Collected data:

>> Start

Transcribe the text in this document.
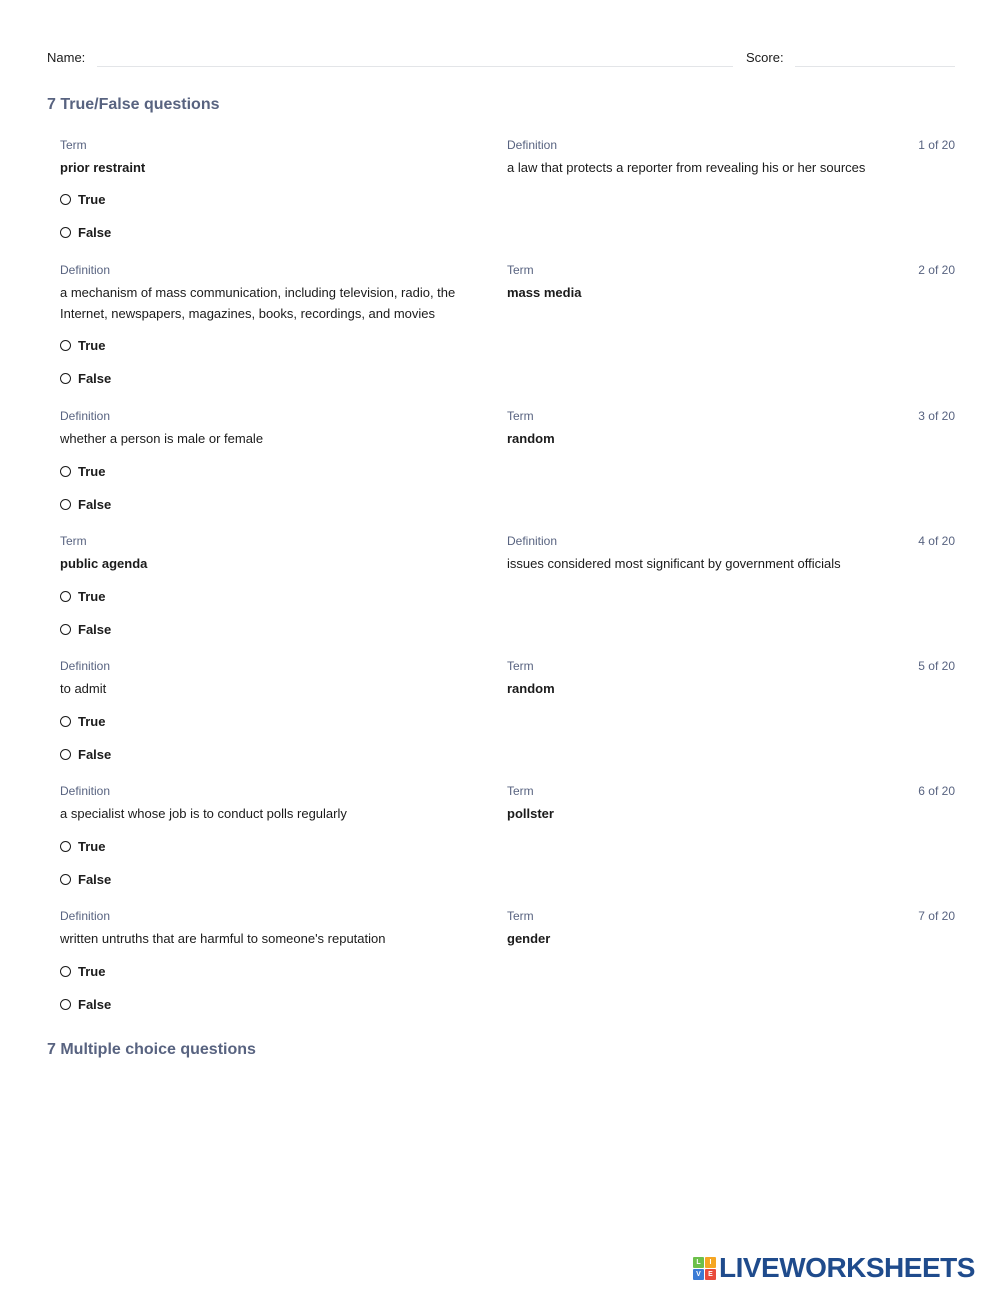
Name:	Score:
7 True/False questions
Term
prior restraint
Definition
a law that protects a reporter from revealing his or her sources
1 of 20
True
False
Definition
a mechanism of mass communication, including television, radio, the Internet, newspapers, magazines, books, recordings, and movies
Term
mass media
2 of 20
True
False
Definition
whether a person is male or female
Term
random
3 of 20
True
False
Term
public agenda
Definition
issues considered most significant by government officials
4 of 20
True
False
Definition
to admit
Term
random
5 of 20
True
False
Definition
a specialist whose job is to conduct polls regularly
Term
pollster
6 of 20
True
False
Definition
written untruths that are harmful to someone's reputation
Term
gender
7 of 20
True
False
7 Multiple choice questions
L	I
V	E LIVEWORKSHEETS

>> End
>> Start

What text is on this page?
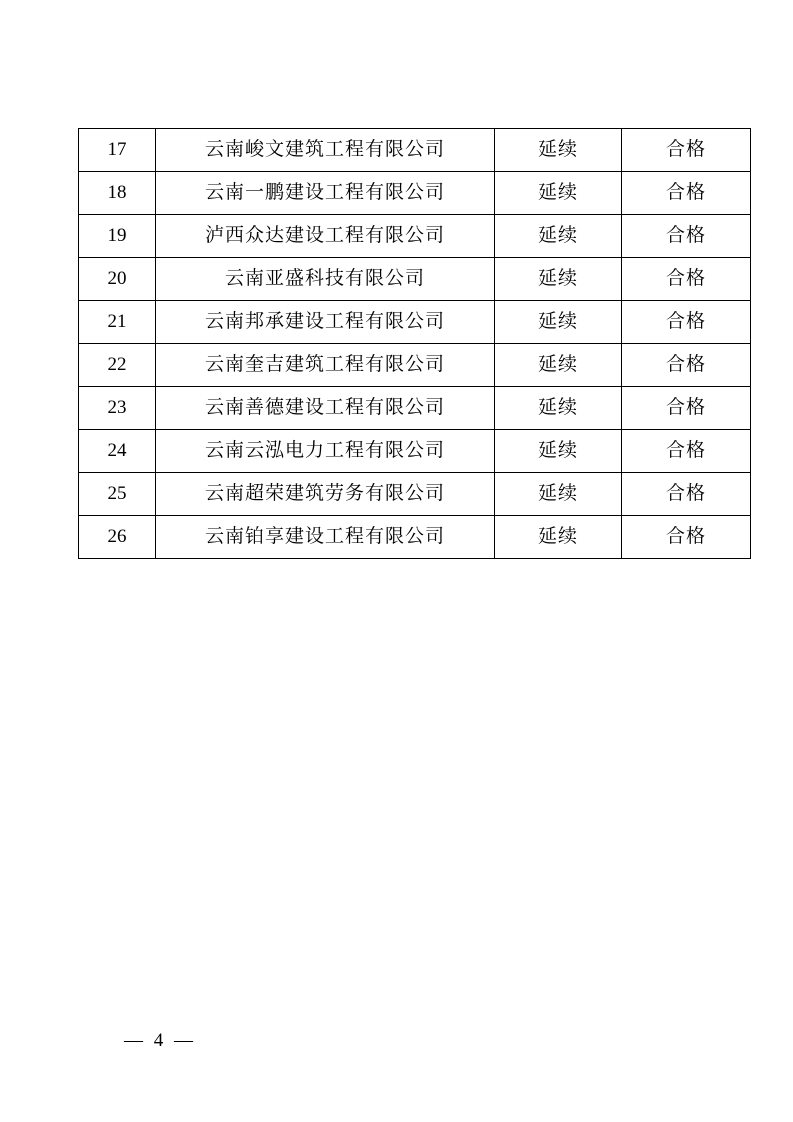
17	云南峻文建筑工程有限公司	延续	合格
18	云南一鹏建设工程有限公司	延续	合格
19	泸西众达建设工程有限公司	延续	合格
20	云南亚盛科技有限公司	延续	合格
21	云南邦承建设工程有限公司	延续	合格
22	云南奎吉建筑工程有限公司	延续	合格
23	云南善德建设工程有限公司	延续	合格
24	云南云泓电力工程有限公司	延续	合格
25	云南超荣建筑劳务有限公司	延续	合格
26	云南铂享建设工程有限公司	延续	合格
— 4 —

>> End

[WHAT TO PRODUCE]
The required output is the number of lines containing the word "text", and nothing besides.

[SOLUTION]
2